[Stored entries]
-=-=-=-=-
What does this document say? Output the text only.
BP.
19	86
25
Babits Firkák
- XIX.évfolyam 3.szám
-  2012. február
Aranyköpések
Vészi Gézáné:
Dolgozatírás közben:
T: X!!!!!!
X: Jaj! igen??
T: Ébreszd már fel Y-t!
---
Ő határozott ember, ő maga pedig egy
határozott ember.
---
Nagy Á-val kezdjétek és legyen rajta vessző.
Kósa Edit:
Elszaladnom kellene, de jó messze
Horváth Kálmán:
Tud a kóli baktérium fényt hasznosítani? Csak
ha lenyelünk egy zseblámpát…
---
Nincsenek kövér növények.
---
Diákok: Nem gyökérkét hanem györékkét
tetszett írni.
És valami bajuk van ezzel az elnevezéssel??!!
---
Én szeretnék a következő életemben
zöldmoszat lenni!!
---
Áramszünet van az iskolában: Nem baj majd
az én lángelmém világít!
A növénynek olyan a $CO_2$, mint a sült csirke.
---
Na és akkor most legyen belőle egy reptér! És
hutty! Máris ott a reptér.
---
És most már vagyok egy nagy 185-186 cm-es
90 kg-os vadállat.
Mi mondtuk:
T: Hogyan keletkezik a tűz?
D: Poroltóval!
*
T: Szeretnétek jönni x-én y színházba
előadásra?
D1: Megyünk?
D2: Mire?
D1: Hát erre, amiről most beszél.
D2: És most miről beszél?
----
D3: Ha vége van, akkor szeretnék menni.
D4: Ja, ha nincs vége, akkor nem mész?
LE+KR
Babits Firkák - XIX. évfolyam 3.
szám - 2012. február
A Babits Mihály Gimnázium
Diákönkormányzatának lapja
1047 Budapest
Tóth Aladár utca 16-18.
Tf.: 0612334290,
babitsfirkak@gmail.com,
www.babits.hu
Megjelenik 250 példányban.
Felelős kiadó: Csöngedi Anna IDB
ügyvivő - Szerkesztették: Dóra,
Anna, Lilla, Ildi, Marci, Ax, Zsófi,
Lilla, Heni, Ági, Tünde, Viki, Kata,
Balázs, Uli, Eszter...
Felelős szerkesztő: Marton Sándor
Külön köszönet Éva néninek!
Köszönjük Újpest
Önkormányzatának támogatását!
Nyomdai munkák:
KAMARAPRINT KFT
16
-=-=-=-=-
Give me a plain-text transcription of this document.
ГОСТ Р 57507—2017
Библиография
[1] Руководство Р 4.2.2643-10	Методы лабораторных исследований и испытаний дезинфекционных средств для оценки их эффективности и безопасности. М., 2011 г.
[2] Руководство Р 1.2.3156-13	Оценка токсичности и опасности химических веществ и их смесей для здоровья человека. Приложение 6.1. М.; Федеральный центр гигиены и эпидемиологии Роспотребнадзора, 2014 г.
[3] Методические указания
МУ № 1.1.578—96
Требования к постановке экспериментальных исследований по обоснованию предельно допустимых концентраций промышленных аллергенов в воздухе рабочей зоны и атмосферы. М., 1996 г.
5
-=-=-=-=-
PROBLEM TO WORK ON:
For the entries above, count the lines that contain the string "исследований", and state that number without further comment.

EXPECTED ANSWER:
2